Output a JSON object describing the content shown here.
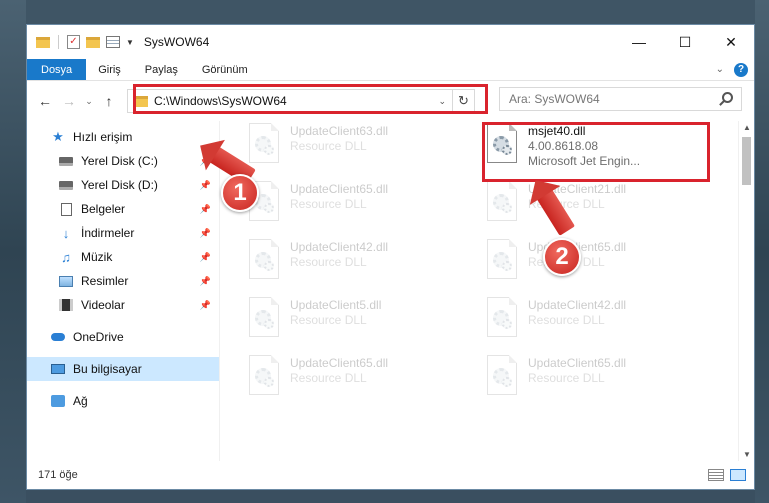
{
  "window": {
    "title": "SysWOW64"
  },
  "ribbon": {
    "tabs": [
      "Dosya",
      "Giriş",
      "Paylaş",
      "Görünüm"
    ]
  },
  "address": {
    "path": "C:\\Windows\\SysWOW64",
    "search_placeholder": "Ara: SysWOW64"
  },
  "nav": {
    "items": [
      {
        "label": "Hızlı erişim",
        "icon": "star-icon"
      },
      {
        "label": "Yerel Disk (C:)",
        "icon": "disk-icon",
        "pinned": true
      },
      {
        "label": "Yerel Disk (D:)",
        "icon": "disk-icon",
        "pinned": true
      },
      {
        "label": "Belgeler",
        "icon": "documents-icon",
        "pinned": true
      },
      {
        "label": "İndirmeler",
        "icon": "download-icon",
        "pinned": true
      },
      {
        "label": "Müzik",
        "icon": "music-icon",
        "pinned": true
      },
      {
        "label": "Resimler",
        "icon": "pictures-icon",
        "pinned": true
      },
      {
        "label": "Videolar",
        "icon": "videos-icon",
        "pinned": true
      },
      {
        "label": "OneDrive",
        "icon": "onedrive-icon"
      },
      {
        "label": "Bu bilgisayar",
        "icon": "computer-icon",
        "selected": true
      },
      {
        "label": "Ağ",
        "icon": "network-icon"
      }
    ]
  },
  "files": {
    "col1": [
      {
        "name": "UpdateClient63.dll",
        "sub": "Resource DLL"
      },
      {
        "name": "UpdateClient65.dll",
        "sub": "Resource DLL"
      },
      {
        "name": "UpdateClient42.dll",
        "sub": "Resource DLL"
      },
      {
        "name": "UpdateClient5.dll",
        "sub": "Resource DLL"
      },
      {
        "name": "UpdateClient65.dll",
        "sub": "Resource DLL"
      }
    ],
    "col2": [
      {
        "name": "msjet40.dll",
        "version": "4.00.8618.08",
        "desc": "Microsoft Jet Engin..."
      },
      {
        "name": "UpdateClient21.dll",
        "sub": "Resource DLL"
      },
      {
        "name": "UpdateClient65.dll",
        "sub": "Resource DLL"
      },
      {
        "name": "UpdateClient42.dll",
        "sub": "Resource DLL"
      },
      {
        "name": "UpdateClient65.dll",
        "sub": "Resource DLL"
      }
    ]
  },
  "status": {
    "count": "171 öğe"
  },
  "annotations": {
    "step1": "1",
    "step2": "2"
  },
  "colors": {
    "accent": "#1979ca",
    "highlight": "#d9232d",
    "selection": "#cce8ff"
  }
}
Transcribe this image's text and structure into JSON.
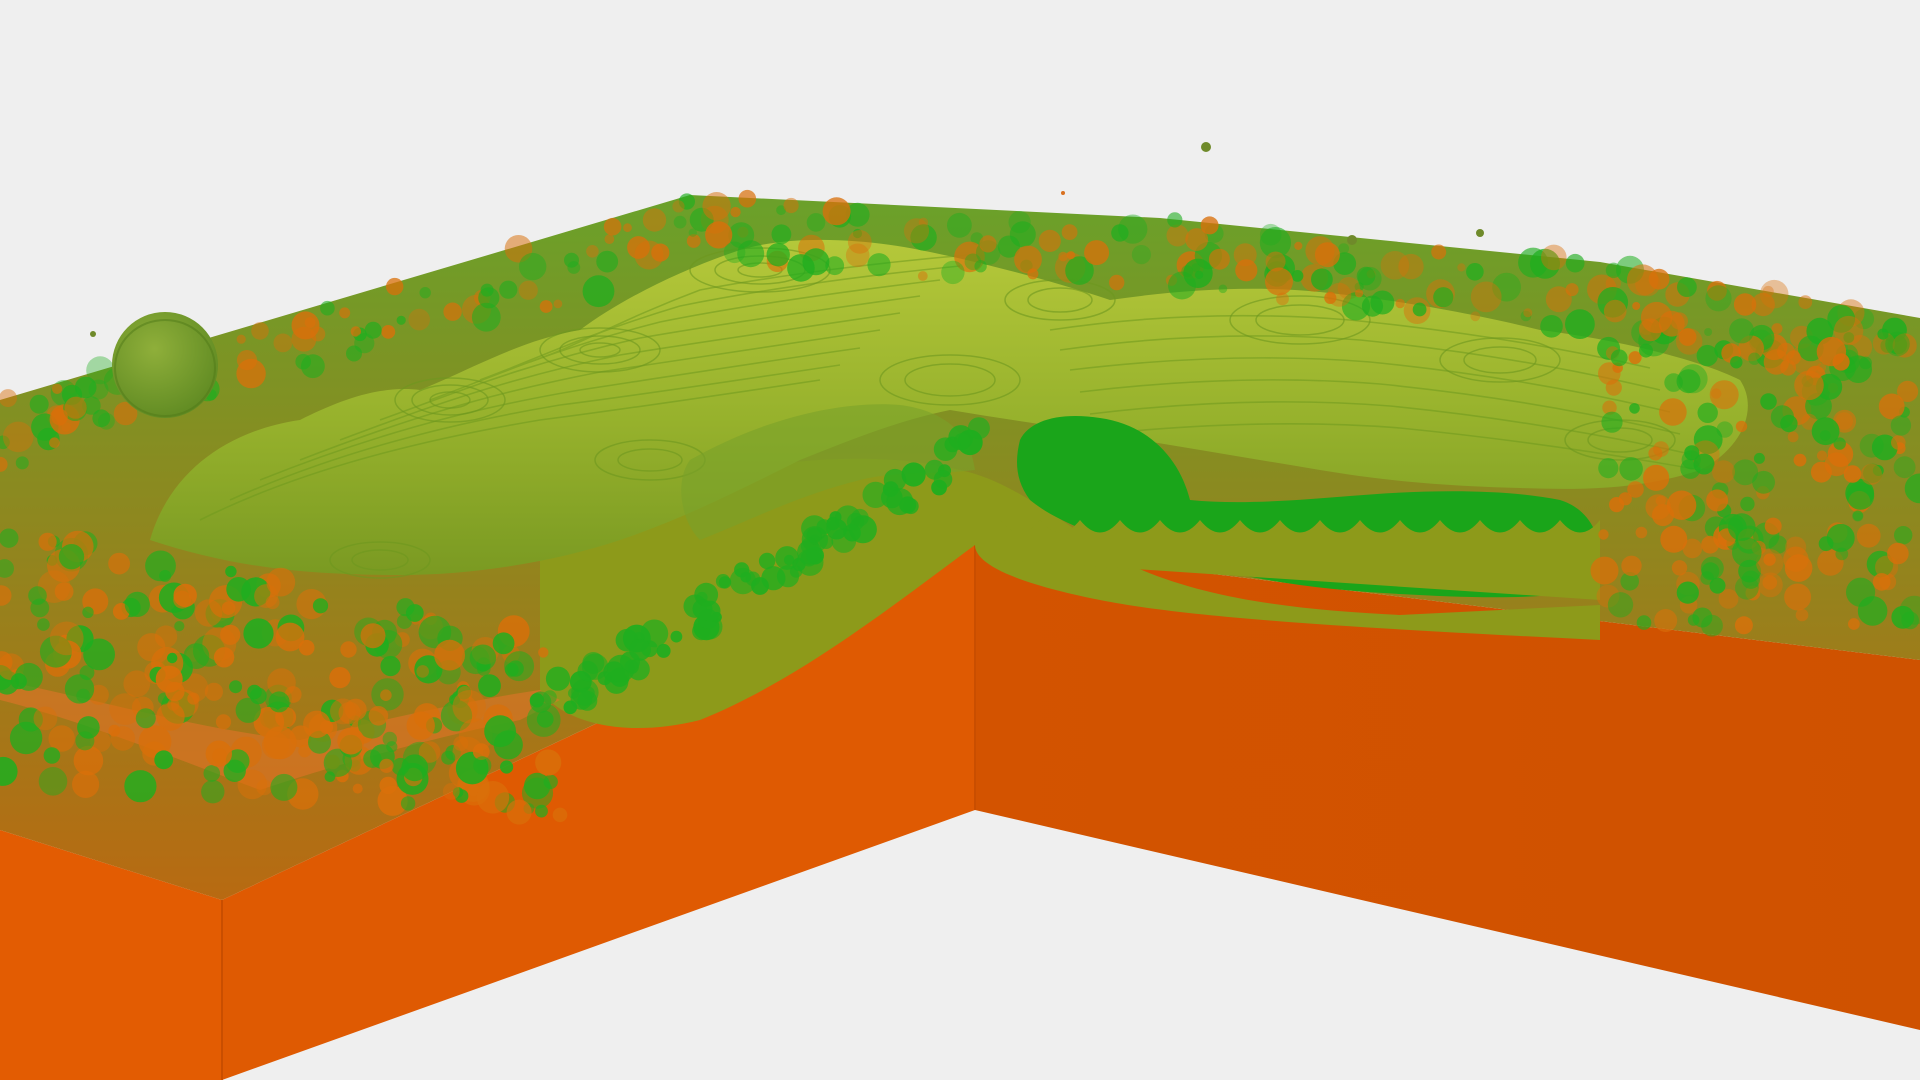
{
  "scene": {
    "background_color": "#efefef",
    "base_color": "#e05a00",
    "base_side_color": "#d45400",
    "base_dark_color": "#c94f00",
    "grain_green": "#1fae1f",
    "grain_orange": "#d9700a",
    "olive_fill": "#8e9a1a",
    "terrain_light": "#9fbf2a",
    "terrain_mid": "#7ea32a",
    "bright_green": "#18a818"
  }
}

Exercise task: Report how many lines in the listing above include the word "Yerel". Give nothing but the number.

Completed task: 2